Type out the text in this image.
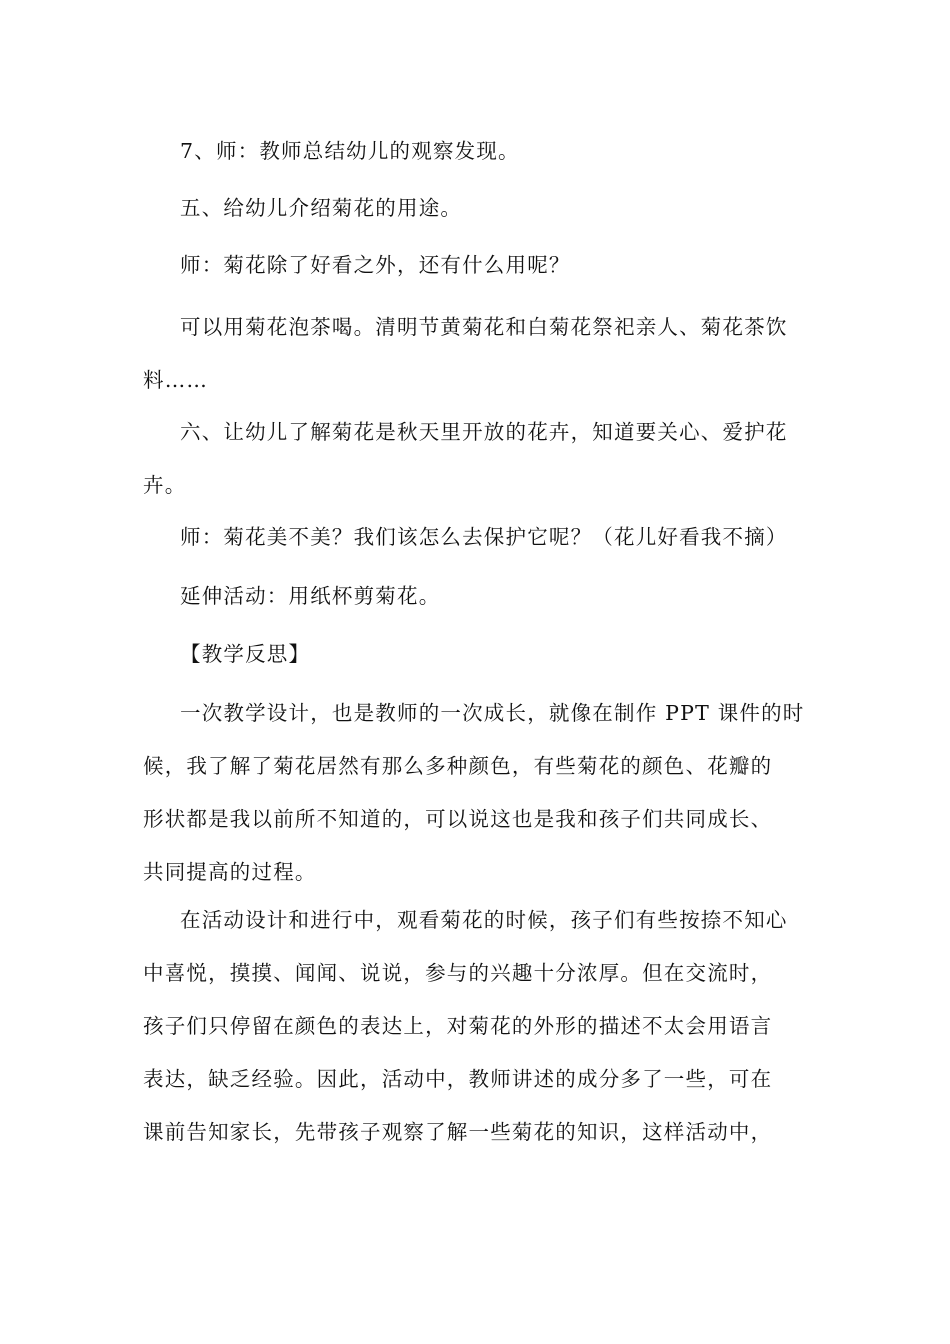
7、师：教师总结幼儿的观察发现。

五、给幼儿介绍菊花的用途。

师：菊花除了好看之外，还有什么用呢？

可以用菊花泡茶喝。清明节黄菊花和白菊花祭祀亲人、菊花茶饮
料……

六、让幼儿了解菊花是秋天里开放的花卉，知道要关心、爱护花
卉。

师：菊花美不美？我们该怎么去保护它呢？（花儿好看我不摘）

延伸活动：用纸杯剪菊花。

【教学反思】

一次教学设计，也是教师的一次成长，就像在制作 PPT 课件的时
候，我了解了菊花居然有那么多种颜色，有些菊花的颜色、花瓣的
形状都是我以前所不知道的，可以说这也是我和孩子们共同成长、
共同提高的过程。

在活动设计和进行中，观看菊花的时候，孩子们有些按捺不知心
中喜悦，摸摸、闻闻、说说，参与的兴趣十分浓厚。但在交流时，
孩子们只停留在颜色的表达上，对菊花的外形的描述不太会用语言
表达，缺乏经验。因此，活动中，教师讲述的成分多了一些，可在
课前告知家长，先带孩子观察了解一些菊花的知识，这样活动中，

----------

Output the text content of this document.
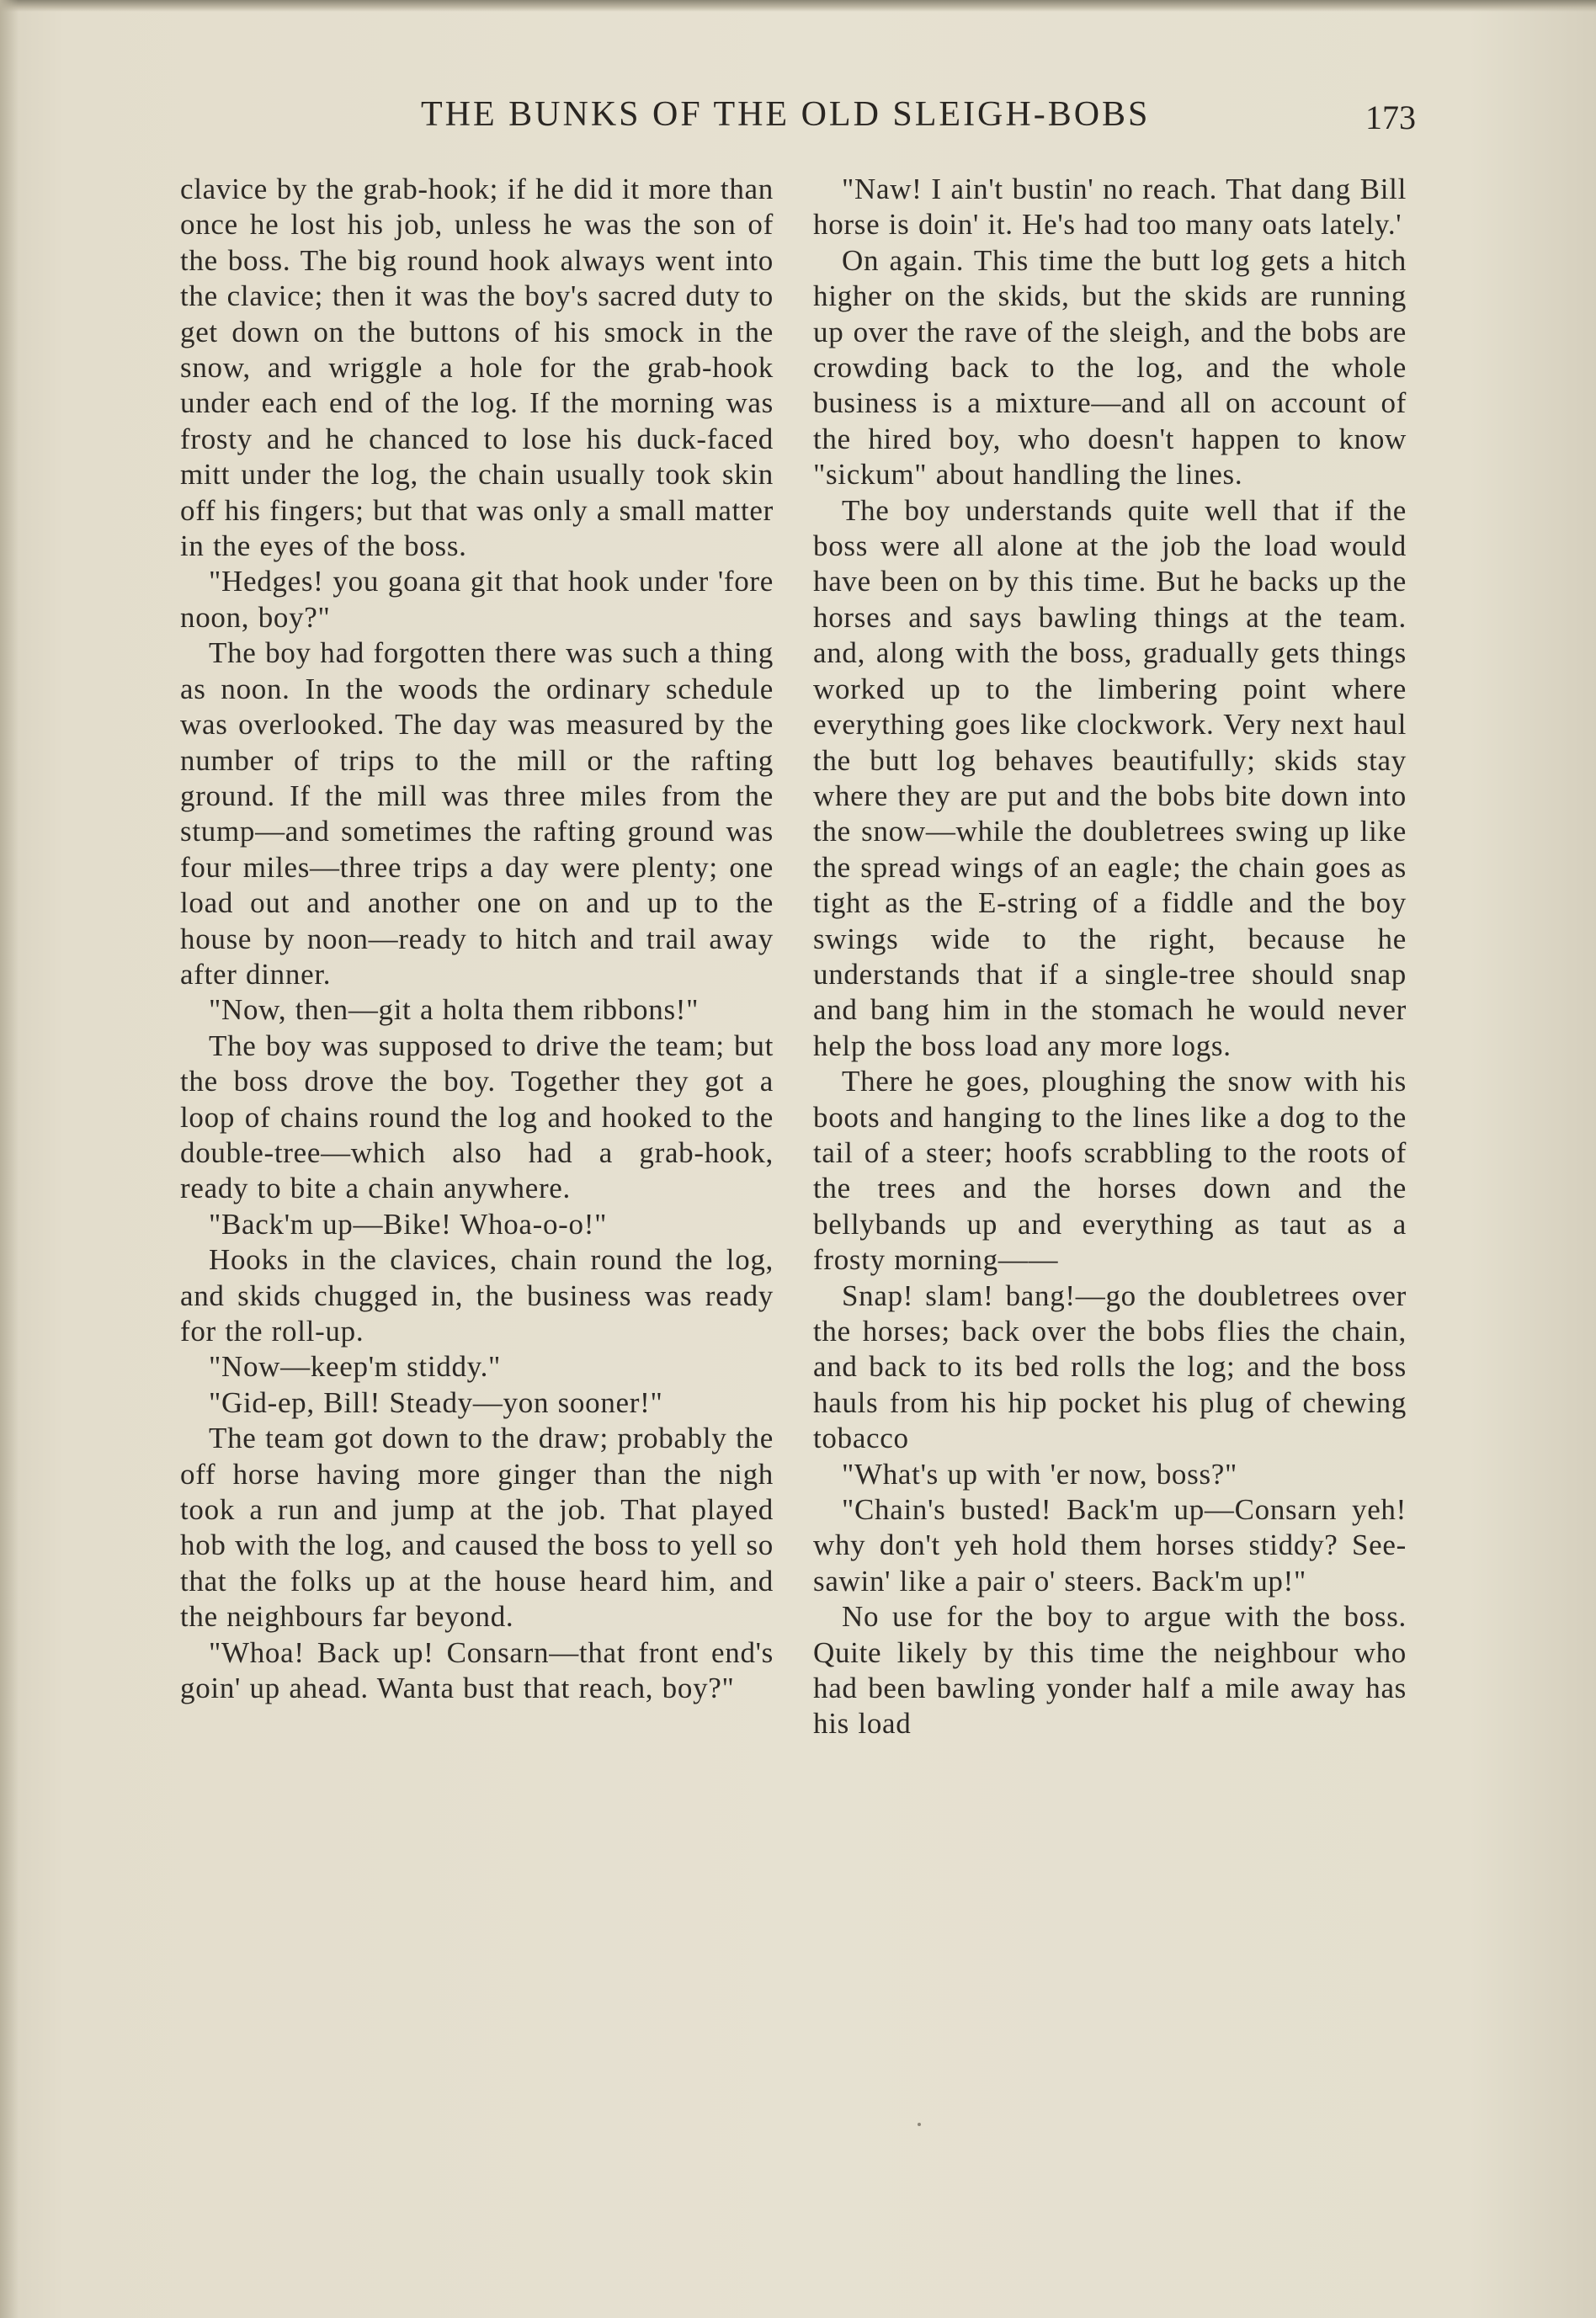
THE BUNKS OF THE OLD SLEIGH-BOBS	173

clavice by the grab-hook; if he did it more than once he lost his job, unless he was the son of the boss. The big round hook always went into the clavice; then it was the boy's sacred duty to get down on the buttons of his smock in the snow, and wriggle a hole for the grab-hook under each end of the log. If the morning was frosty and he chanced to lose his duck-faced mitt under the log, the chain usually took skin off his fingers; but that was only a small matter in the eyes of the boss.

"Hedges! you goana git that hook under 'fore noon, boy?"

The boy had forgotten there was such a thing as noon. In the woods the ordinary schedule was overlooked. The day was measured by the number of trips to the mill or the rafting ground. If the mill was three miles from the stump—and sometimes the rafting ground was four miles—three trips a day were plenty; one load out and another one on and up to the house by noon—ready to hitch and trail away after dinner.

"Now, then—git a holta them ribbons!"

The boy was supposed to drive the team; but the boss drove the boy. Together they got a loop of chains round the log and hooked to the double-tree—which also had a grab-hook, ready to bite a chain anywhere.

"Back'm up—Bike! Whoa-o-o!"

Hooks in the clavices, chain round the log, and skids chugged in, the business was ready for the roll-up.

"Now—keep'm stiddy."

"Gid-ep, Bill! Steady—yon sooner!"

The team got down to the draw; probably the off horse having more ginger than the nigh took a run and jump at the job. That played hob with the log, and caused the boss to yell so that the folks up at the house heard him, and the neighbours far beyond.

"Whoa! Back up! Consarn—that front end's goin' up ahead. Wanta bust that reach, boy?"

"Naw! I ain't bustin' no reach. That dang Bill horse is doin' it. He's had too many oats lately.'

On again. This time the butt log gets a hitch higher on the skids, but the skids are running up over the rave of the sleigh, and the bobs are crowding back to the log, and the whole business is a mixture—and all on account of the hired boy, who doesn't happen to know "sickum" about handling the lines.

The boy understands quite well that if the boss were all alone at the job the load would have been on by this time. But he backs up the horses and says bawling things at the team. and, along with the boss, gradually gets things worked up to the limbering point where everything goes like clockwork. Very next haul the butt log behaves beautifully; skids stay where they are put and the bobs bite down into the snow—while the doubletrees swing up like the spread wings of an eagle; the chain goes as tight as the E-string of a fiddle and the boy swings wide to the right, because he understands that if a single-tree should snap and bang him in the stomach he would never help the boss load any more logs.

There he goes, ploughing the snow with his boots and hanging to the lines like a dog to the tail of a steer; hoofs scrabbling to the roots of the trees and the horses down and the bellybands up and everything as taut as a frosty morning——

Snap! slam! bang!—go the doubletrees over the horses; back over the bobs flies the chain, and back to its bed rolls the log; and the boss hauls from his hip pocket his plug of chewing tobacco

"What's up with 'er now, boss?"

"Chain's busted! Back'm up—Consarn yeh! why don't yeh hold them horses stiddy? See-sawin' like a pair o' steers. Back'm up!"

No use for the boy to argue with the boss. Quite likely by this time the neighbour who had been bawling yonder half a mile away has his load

----------

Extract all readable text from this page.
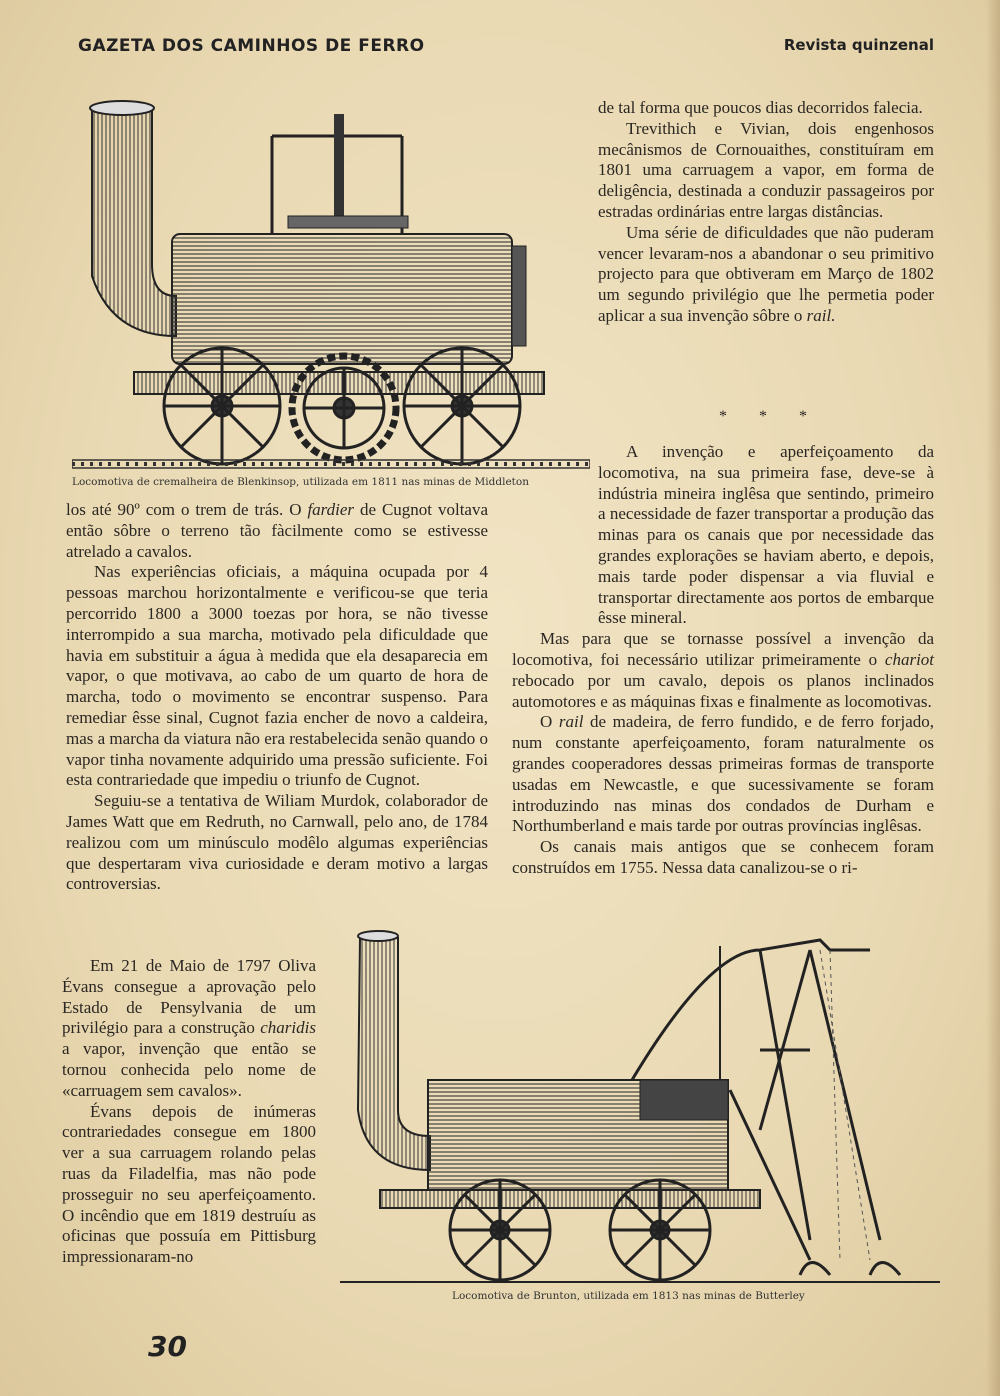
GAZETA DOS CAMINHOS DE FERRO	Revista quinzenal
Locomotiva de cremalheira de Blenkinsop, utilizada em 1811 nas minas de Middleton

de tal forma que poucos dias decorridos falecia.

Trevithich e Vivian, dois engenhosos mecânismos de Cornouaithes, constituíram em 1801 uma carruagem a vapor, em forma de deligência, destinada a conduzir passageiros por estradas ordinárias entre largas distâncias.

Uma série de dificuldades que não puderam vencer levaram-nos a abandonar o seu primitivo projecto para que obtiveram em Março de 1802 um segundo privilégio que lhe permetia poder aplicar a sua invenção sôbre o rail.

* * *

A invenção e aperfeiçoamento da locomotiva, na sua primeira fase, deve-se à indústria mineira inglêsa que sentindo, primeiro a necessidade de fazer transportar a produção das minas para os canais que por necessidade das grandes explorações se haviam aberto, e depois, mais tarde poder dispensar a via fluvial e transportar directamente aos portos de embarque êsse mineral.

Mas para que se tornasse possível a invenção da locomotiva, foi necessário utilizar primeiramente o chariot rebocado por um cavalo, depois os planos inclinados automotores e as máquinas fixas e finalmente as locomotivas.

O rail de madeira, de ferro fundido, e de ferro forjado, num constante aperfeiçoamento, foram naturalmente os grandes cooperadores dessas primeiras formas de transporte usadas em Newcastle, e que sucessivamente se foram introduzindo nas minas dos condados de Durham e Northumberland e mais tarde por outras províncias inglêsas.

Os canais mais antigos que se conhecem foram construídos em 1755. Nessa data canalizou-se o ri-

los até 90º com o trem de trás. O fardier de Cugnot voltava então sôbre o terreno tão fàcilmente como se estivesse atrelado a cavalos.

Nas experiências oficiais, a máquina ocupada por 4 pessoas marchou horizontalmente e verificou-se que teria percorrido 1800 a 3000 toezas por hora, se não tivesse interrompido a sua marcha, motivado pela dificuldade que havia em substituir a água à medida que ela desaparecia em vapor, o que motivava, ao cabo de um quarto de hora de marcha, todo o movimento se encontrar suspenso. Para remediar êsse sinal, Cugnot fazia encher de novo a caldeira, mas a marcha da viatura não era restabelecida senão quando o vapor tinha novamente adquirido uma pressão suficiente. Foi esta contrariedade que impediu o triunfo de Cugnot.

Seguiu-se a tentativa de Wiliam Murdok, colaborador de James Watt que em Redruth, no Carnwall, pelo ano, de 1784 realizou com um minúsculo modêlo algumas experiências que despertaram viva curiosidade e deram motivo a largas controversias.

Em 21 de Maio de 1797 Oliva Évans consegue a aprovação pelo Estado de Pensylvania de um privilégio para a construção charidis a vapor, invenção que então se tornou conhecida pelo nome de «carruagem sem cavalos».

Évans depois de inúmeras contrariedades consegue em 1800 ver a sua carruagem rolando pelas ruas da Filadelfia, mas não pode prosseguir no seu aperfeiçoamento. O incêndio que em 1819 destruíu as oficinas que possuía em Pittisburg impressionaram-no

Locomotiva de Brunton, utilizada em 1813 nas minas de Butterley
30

----------

◆ The task
Find all the lines containing "stiddy" in the material, then copy them.

◆ Solution
"Now—keep'm stiddy."
"Chain's busted! Back'm up—Consarn yeh! why don't yeh hold them horses stiddy? See-sawin' like a pair o' steers. Back'm up!"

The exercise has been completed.